--- Written problem ---
What is the number of lines containing the string "Bread"? Answer with the number only.

--- Records for the task ---
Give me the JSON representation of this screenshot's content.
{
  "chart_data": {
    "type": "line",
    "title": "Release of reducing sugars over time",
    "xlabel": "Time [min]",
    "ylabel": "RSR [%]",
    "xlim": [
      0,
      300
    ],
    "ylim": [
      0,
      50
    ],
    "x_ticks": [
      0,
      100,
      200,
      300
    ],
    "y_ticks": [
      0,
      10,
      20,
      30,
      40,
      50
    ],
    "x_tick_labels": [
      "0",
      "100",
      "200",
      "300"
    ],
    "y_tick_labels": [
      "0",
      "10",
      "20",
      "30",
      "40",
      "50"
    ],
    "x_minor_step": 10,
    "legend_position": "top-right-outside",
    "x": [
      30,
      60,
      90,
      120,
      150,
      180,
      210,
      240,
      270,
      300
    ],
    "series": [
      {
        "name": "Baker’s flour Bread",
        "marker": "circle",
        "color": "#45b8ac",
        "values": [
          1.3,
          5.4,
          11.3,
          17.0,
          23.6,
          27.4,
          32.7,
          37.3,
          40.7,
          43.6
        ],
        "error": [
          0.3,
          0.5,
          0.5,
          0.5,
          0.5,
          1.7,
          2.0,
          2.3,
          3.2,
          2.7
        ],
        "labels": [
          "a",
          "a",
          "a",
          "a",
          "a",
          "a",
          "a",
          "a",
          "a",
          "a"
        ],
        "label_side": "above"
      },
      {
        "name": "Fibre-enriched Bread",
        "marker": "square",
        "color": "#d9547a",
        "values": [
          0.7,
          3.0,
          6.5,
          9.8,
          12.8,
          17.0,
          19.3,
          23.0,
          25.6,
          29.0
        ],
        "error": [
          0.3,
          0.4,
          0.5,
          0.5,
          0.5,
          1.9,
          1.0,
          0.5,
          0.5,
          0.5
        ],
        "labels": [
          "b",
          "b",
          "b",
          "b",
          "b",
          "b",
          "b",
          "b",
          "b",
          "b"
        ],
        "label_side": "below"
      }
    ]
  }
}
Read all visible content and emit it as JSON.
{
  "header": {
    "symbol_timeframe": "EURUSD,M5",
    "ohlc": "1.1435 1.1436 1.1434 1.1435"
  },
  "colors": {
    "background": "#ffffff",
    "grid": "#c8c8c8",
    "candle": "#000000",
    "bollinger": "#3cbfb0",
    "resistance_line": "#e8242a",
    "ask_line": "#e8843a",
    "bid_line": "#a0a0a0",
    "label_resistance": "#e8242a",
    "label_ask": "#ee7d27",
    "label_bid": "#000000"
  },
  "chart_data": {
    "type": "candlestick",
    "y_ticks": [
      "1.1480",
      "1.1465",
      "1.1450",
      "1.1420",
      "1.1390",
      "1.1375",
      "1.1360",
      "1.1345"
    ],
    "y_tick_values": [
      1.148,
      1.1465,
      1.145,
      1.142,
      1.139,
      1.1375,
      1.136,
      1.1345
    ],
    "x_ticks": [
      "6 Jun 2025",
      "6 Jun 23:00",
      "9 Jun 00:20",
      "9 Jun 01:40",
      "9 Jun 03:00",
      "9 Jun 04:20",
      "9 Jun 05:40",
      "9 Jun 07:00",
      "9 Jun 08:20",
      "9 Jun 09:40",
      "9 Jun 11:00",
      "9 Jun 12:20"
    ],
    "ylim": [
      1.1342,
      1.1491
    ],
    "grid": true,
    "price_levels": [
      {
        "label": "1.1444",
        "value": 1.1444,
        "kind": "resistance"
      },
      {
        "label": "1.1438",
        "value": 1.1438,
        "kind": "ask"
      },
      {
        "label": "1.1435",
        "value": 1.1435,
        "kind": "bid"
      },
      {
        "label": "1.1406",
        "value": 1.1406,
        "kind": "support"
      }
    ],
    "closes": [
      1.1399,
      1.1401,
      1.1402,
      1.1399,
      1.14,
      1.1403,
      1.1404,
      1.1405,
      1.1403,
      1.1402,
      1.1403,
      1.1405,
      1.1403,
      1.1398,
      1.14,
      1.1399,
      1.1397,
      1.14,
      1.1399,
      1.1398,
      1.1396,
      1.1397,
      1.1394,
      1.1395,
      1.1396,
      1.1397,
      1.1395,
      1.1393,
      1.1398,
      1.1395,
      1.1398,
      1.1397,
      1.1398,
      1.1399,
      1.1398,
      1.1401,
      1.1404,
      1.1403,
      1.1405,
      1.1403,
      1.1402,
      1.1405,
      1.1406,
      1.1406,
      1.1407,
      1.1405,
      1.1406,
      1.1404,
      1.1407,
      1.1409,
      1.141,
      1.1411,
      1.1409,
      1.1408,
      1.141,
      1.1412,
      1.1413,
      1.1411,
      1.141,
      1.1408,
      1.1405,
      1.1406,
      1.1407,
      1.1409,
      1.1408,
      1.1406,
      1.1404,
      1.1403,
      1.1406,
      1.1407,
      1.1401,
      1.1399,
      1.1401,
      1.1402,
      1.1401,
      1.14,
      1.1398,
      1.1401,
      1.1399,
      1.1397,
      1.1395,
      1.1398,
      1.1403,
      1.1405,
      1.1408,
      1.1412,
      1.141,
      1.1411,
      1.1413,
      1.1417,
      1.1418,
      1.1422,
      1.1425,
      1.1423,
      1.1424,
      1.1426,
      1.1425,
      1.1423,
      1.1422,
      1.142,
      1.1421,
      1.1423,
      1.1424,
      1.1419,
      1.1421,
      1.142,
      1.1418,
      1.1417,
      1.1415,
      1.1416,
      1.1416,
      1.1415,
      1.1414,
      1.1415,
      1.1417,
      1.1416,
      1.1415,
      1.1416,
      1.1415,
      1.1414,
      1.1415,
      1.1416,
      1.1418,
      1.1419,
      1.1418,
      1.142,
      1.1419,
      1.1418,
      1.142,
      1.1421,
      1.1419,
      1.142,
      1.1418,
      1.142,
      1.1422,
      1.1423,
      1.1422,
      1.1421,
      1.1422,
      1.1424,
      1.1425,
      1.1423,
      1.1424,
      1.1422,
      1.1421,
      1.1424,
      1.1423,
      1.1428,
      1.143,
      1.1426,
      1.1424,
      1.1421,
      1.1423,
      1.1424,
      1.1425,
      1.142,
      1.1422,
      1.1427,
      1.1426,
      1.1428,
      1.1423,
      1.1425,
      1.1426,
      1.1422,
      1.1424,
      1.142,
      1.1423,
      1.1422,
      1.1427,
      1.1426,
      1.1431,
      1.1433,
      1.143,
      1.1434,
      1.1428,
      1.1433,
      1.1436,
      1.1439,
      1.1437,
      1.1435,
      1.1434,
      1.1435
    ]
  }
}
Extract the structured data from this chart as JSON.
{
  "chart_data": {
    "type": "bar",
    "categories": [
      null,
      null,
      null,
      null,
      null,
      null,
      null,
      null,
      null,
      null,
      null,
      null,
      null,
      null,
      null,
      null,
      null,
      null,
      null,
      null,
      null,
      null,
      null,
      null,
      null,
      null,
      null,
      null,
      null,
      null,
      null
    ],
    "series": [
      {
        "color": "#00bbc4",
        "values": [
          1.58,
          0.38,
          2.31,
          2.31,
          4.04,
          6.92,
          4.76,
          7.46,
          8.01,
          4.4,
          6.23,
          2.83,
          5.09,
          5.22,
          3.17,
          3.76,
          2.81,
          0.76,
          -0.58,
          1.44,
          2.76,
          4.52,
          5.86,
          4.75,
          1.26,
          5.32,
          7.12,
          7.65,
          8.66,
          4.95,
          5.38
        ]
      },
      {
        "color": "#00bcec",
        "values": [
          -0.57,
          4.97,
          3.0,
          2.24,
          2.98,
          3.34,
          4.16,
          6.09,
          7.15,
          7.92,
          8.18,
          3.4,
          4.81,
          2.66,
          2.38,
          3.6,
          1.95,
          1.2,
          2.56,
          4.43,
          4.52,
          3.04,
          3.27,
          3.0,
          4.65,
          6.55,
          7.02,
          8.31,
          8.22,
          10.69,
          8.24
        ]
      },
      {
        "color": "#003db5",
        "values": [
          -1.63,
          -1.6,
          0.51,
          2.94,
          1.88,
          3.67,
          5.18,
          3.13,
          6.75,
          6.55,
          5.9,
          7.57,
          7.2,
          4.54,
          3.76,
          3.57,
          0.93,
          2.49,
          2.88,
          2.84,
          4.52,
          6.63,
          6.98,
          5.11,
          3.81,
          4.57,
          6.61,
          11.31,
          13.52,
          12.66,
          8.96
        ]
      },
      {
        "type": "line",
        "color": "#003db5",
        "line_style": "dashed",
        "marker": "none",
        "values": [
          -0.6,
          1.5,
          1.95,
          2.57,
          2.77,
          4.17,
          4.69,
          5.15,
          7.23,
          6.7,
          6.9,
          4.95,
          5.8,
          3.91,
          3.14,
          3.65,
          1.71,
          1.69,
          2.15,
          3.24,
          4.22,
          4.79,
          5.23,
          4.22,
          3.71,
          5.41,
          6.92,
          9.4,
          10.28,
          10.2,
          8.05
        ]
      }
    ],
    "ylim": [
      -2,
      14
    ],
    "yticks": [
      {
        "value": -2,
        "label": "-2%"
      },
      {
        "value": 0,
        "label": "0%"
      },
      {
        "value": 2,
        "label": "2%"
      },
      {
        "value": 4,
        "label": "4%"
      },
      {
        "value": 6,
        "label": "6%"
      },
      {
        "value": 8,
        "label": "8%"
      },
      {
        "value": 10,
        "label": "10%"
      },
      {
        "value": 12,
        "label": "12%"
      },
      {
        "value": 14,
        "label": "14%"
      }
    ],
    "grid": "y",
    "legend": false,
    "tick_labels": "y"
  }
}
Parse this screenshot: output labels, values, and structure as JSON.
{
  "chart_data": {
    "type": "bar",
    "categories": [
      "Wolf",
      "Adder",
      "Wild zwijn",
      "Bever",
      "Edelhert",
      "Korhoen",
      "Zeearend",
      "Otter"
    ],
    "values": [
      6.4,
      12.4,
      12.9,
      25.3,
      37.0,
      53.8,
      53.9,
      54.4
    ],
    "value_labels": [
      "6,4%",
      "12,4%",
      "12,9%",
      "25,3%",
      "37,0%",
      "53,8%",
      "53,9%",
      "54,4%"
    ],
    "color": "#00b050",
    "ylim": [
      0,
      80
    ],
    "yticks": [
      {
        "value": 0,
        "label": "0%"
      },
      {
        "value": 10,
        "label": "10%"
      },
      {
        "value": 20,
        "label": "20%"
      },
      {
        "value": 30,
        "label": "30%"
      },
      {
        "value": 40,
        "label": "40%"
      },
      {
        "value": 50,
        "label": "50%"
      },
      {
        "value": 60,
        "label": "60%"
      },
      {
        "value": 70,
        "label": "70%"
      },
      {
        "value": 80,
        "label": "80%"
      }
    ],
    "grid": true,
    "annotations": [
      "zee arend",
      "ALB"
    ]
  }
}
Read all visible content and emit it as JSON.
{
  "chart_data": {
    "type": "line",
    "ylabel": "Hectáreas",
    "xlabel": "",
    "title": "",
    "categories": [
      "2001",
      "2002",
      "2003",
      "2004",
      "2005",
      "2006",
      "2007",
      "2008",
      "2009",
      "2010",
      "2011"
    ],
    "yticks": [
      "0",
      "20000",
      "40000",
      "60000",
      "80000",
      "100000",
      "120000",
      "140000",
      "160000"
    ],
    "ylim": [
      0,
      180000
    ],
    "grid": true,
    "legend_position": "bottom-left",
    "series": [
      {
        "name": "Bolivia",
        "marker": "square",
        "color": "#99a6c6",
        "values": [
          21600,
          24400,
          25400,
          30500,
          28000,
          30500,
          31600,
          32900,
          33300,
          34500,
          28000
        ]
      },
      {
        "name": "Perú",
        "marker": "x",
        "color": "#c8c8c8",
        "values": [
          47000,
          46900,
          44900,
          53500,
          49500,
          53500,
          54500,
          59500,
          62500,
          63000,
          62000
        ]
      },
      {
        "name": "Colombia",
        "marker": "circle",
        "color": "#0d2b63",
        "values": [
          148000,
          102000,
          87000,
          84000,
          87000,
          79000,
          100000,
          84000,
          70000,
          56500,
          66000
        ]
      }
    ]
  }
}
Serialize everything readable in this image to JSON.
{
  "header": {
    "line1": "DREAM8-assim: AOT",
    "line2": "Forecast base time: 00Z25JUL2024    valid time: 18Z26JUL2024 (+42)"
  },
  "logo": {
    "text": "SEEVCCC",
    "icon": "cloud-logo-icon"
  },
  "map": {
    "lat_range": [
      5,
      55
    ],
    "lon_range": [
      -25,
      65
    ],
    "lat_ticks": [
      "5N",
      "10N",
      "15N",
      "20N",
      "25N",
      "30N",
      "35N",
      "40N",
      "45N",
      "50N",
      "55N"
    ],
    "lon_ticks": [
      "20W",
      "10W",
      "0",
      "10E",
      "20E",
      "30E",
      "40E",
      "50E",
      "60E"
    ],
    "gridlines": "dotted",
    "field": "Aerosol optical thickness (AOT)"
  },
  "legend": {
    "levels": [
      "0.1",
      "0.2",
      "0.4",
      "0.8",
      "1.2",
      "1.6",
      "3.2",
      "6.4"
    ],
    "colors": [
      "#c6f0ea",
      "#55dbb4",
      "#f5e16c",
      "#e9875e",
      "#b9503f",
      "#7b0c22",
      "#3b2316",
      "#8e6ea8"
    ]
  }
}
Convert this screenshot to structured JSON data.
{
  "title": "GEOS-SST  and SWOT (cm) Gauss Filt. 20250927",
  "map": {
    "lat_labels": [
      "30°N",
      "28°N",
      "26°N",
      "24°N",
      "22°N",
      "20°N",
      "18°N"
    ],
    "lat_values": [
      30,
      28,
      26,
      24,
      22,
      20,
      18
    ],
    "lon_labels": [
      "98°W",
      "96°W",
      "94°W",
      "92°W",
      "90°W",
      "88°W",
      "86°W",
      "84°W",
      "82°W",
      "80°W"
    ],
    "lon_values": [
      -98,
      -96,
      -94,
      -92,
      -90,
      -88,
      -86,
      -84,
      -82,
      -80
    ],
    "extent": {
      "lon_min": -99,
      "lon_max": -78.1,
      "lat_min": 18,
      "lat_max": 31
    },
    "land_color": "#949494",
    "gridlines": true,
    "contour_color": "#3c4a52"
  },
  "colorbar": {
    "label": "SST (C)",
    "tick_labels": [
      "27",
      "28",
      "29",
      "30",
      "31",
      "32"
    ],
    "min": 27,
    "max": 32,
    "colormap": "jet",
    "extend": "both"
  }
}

--- Correct result ---
2